— Start of The input —

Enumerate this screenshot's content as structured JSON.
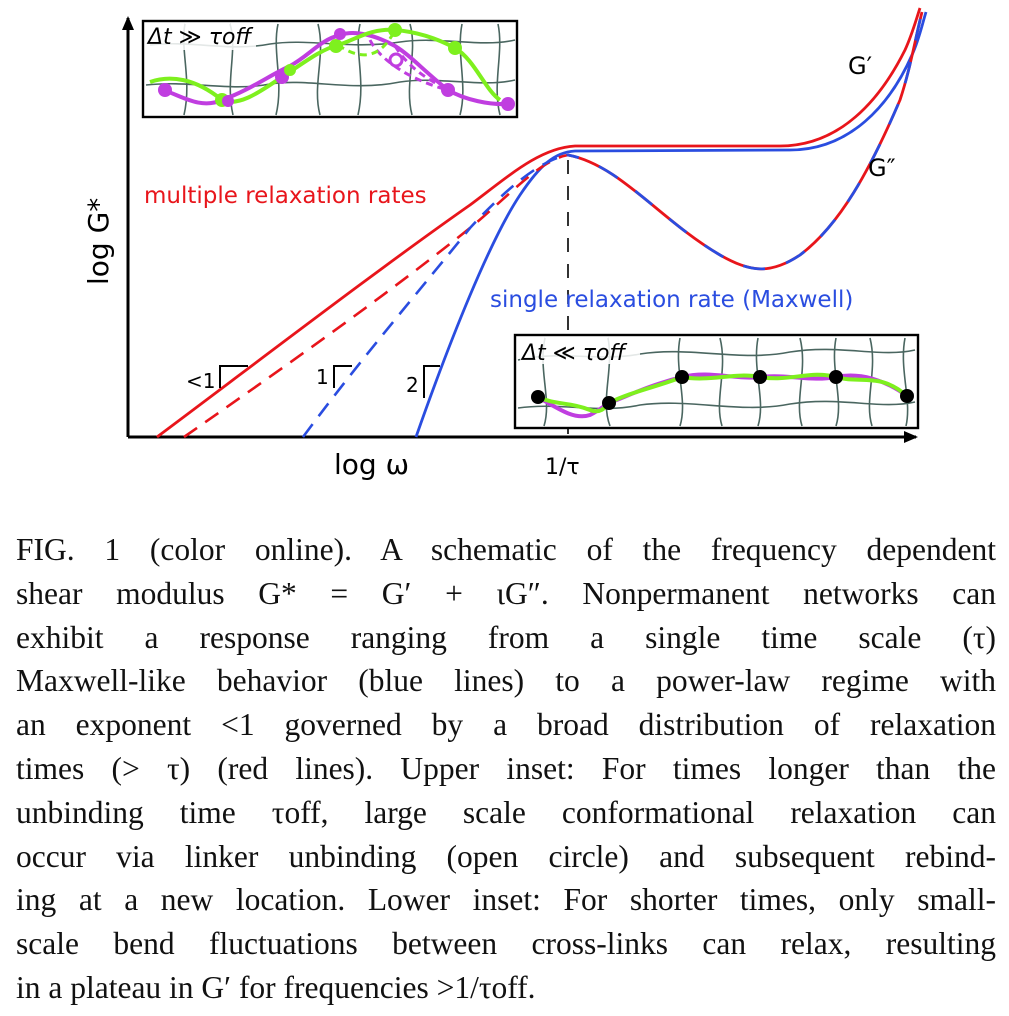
{
  "figure": {
    "y_axis_label": "log G*",
    "x_axis_label": "log ω",
    "x_tick_label": "1/τ",
    "curve_labels": {
      "g_prime": "G′",
      "g_double_prime": "G″",
      "multiple": "multiple relaxation rates",
      "single": "single relaxation rate (Maxwell)"
    },
    "slope_labels": [
      "<1",
      "1",
      "2"
    ],
    "upper_inset_label": "Δt ≫ τoff",
    "lower_inset_label": "Δt ≪ τoff",
    "colors": {
      "red": "#e8151b",
      "blue": "#2a4de0",
      "green": "#7ef01e",
      "purple": "#c03ee0",
      "network": "#4a6660"
    }
  },
  "caption": {
    "lines": [
      "FIG. 1 (color online).    A schematic of the frequency dependent",
      "shear modulus G* = G′ + ιG″. Nonpermanent networks can",
      "exhibit a response ranging from a single time scale (τ)",
      "Maxwell-like behavior (blue lines) to a power-law regime with",
      "an exponent <1 governed by a broad distribution of relaxation",
      "times (> τ) (red lines). Upper inset: For times longer than the",
      "unbinding time τoff, large scale conformational relaxation can",
      "occur via linker unbinding (open circle) and subsequent rebind-",
      "ing at a new location. Lower inset: For shorter times, only small-",
      "scale bend fluctuations between cross-links can relax, resulting",
      "in a plateau in G′ for frequencies >1/τoff."
    ]
  }
}
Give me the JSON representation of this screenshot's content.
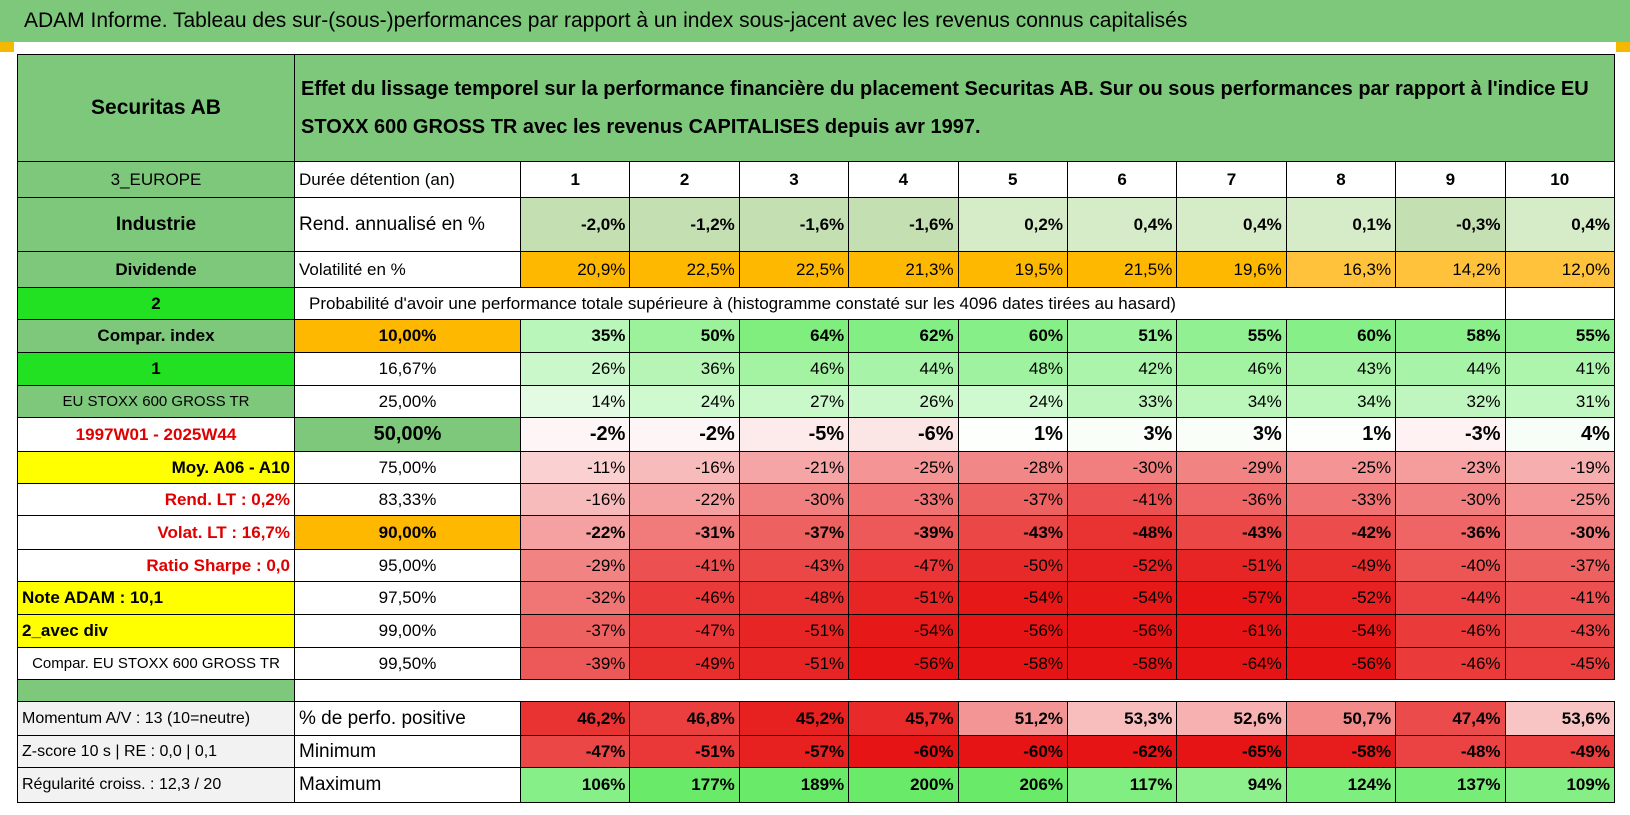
{
  "header": {
    "title": "ADAM Informe. Tableau des sur-(sous-)performances par rapport à un index sous-jacent avec les revenus connus capitalisés"
  },
  "summary": {
    "name": "Securitas AB",
    "description": "Effet du lissage temporel sur la performance financière du placement Securitas AB. Sur ou sous performances par rapport à l'indice EU STOXX 600 GROSS TR avec les revenus CAPITALISES depuis avr 1997."
  },
  "holding": {
    "region": "3_EUROPE",
    "label": "Durée détention (an)",
    "years": [
      "1",
      "2",
      "3",
      "4",
      "5",
      "6",
      "7",
      "8",
      "9",
      "10"
    ]
  },
  "returns": {
    "sector": "Industrie",
    "label": "Rend. annualisé en %",
    "values": [
      "-2,0%",
      "-1,2%",
      "-1,6%",
      "-1,6%",
      "0,2%",
      "0,4%",
      "0,4%",
      "0,1%",
      "-0,3%",
      "0,4%"
    ]
  },
  "volatility": {
    "kind": "Dividende",
    "label": "Volatilité en %",
    "values": [
      "20,9%",
      "22,5%",
      "22,5%",
      "21,3%",
      "19,5%",
      "21,5%",
      "19,6%",
      "16,3%",
      "14,2%",
      "12,0%"
    ]
  },
  "probability": {
    "marker": "2",
    "title": "Probabilité d'avoir une performance totale supérieure à (histogramme constaté sur les 4096 dates tirées au hasard)",
    "rows": [
      {
        "side": "Compar. index",
        "threshold": "10,00%",
        "values": [
          "35%",
          "50%",
          "64%",
          "62%",
          "60%",
          "51%",
          "55%",
          "60%",
          "58%",
          "55%"
        ]
      },
      {
        "side": "1",
        "threshold": "16,67%",
        "values": [
          "26%",
          "36%",
          "46%",
          "44%",
          "48%",
          "42%",
          "46%",
          "43%",
          "44%",
          "41%"
        ]
      },
      {
        "side": "EU STOXX 600 GROSS TR",
        "threshold": "25,00%",
        "values": [
          "14%",
          "24%",
          "27%",
          "26%",
          "24%",
          "33%",
          "34%",
          "34%",
          "32%",
          "31%"
        ]
      },
      {
        "side": "1997W01 - 2025W44",
        "threshold": "50,00%",
        "values": [
          "-2%",
          "-2%",
          "-5%",
          "-6%",
          "1%",
          "3%",
          "3%",
          "1%",
          "-3%",
          "4%"
        ]
      },
      {
        "side": "Moy. A06 - A10",
        "threshold": "75,00%",
        "values": [
          "-11%",
          "-16%",
          "-21%",
          "-25%",
          "-28%",
          "-30%",
          "-29%",
          "-25%",
          "-23%",
          "-19%"
        ]
      },
      {
        "side": "Rend. LT :   0,2%",
        "threshold": "83,33%",
        "values": [
          "-16%",
          "-22%",
          "-30%",
          "-33%",
          "-37%",
          "-41%",
          "-36%",
          "-33%",
          "-30%",
          "-25%"
        ]
      },
      {
        "side": "Volat. LT :    16,7%",
        "threshold": "90,00%",
        "values": [
          "-22%",
          "-31%",
          "-37%",
          "-39%",
          "-43%",
          "-48%",
          "-43%",
          "-42%",
          "-36%",
          "-30%"
        ]
      },
      {
        "side": "Ratio Sharpe :    0,0",
        "threshold": "95,00%",
        "values": [
          "-29%",
          "-41%",
          "-43%",
          "-47%",
          "-50%",
          "-52%",
          "-51%",
          "-49%",
          "-40%",
          "-37%"
        ]
      },
      {
        "side": "Note ADAM : 10,1",
        "threshold": "97,50%",
        "values": [
          "-32%",
          "-46%",
          "-48%",
          "-51%",
          "-54%",
          "-54%",
          "-57%",
          "-52%",
          "-44%",
          "-41%"
        ]
      },
      {
        "side": "2_avec div",
        "threshold": "99,00%",
        "values": [
          "-37%",
          "-47%",
          "-51%",
          "-54%",
          "-56%",
          "-56%",
          "-61%",
          "-54%",
          "-46%",
          "-43%"
        ]
      },
      {
        "side": "Compar. EU STOXX 600 GROSS TR",
        "threshold": "99,50%",
        "values": [
          "-39%",
          "-49%",
          "-51%",
          "-56%",
          "-58%",
          "-58%",
          "-64%",
          "-56%",
          "-46%",
          "-45%"
        ]
      }
    ]
  },
  "stats": {
    "rows": [
      {
        "side": "Momentum A/V : 13 (10=neutre)",
        "label": "% de perfo. positive",
        "values": [
          "46,2%",
          "46,8%",
          "45,2%",
          "45,7%",
          "51,2%",
          "53,3%",
          "52,6%",
          "50,7%",
          "47,4%",
          "53,6%"
        ]
      },
      {
        "side": "Z-score 10 s | RE : 0,0 | 0,1",
        "label": "Minimum",
        "values": [
          "-47%",
          "-51%",
          "-57%",
          "-60%",
          "-60%",
          "-62%",
          "-65%",
          "-58%",
          "-48%",
          "-49%"
        ]
      },
      {
        "side": "Régularité croiss. : 12,3 / 20",
        "label": "Maximum",
        "values": [
          "106%",
          "177%",
          "189%",
          "200%",
          "206%",
          "117%",
          "94%",
          "124%",
          "137%",
          "109%"
        ]
      }
    ]
  }
}
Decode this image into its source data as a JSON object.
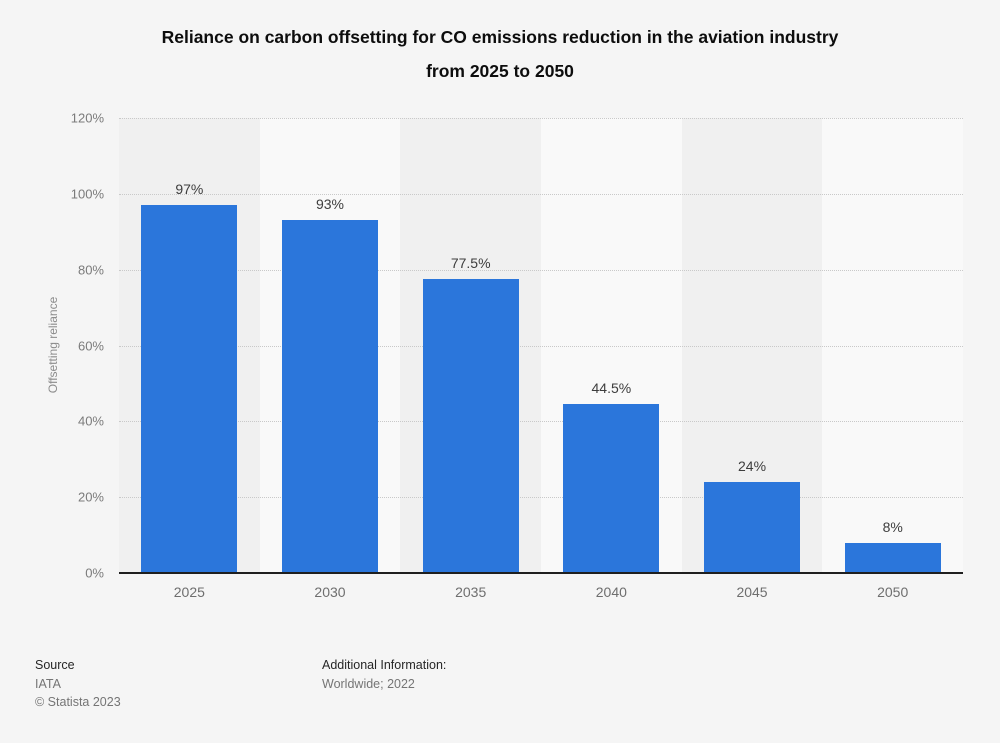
{
  "chart_data": {
    "type": "bar",
    "title": "Reliance on carbon offsetting for CO emissions reduction in the aviation industry from 2025 to 2050",
    "title_lines": [
      "Reliance on carbon offsetting for CO emissions reduction in the aviation industry",
      "from 2025 to 2050"
    ],
    "categories": [
      "2025",
      "2030",
      "2035",
      "2040",
      "2045",
      "2050"
    ],
    "values": [
      97,
      93,
      77.5,
      44.5,
      24,
      8
    ],
    "value_labels": [
      "97%",
      "93%",
      "77.5%",
      "44.5%",
      "24%",
      "8%"
    ],
    "xlabel": "",
    "ylabel": "Offsetting reliance",
    "ylim": [
      0,
      120
    ],
    "ytick_step": 20,
    "ytick_labels": [
      "0%",
      "20%",
      "40%",
      "60%",
      "80%",
      "100%",
      "120%"
    ],
    "grid": "horizontal-dotted",
    "legend_position": "none"
  },
  "footer": {
    "source_label": "Source",
    "source_value": "IATA",
    "copyright": "© Statista 2023",
    "additional_info_label": "Additional Information:",
    "additional_info_value": "Worldwide; 2022"
  },
  "colors": {
    "page_background": "#f5f5f5",
    "band_dark": "#f0f0f0",
    "band_light": "#f9f9f9",
    "bar": "#2b76db",
    "grid": "#c9c9c9",
    "axis_line": "#1f1f1f",
    "title_text": "#0d0d0d",
    "tick_text": "#7b7b7b",
    "value_label_text": "#3d3d3d"
  }
}
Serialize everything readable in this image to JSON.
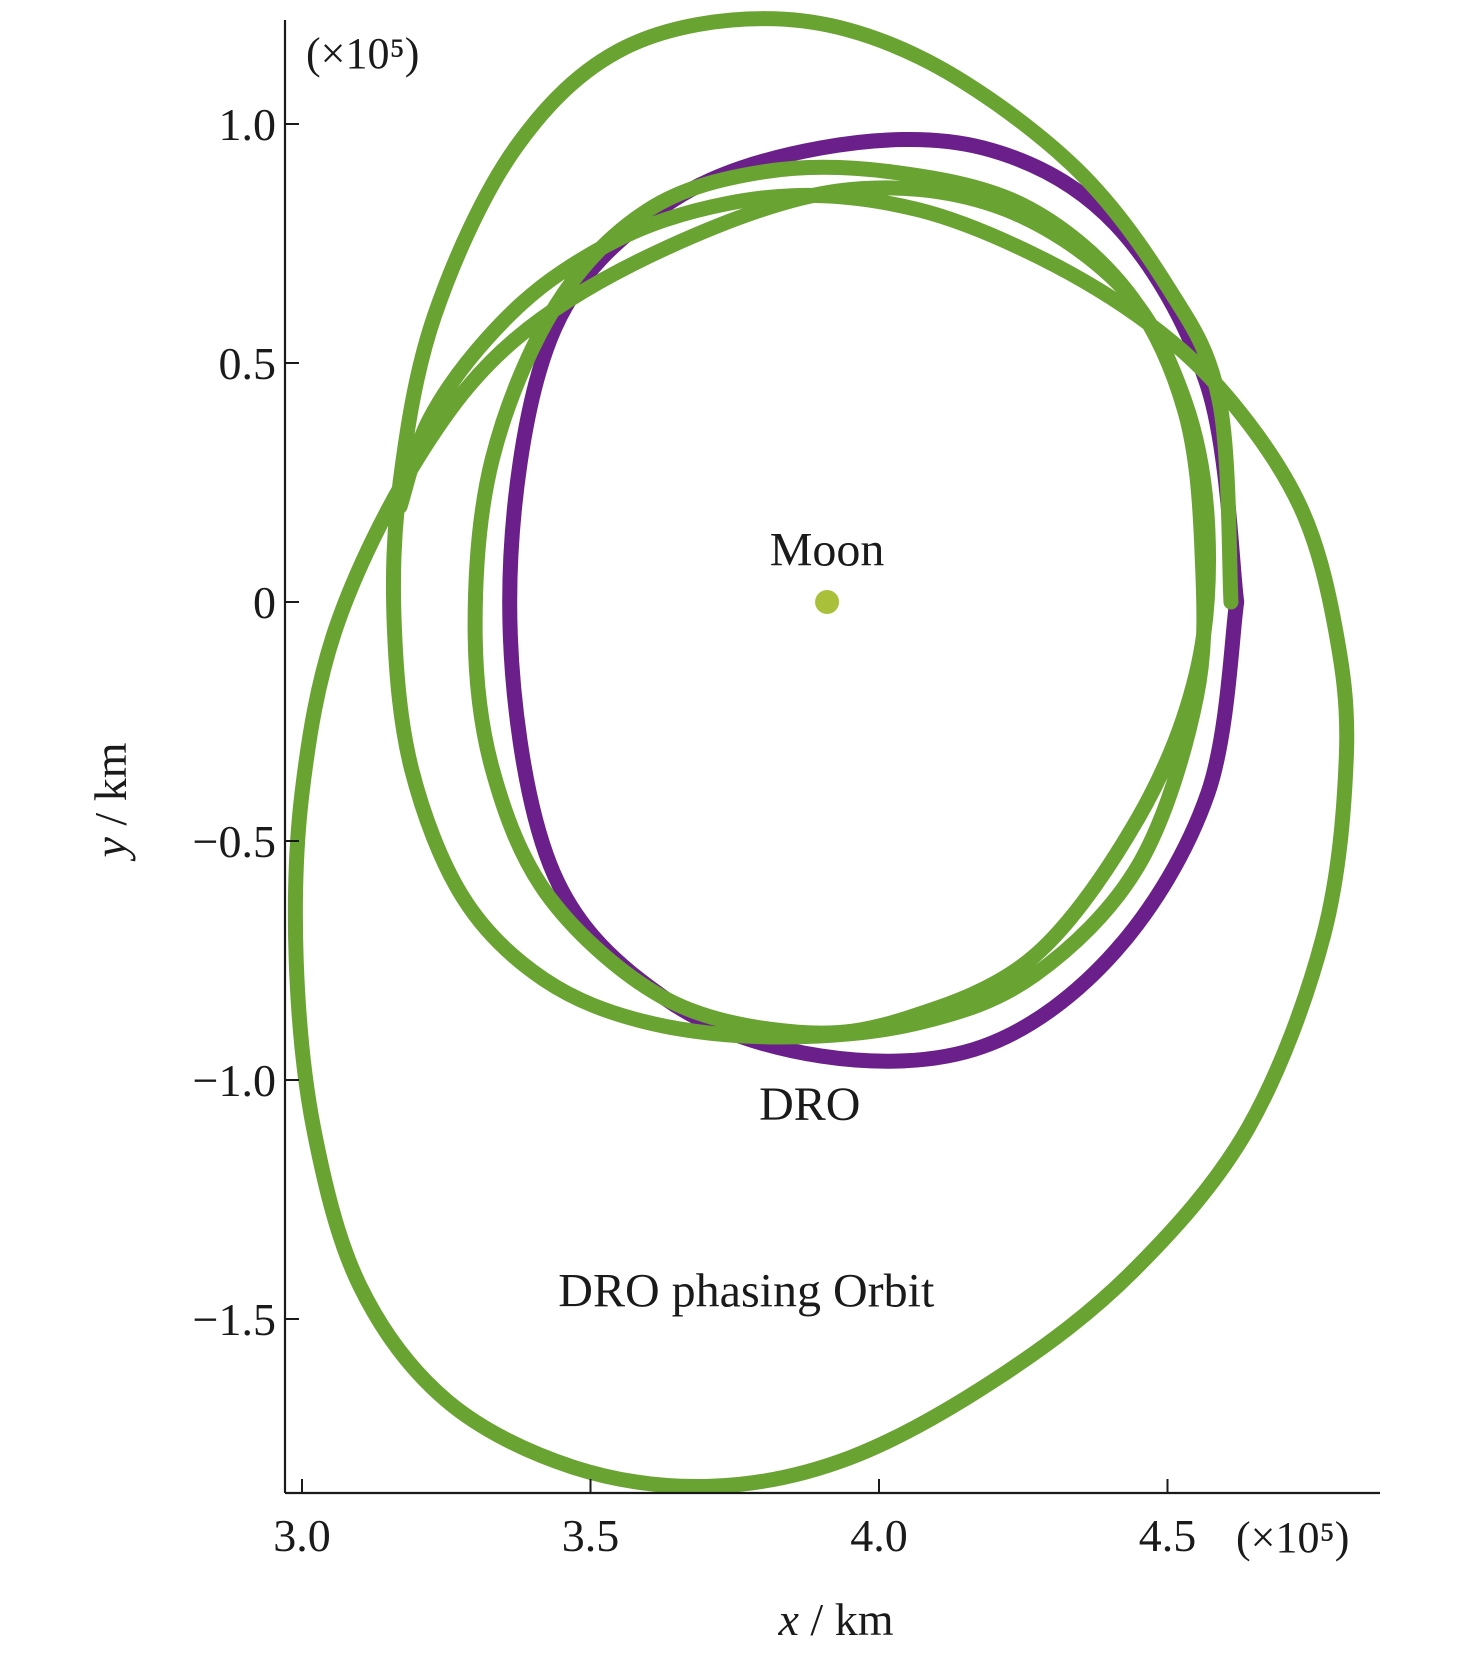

— End of The input —

Direction: Pull every line containing "STOXX" out of the data above.

Solution to this exercise:
    "description": "Effet du lissage temporel sur la performance financière du placement Securitas AB. Sur ou sous performances par rapport à l'indice EU STOXX 600 GROSS TR avec les revenus CAPITALISES depuis avr 1997."
        "side": "EU STOXX 600 GROSS TR",
        "side": "Compar. EU STOXX 600 GROSS TR",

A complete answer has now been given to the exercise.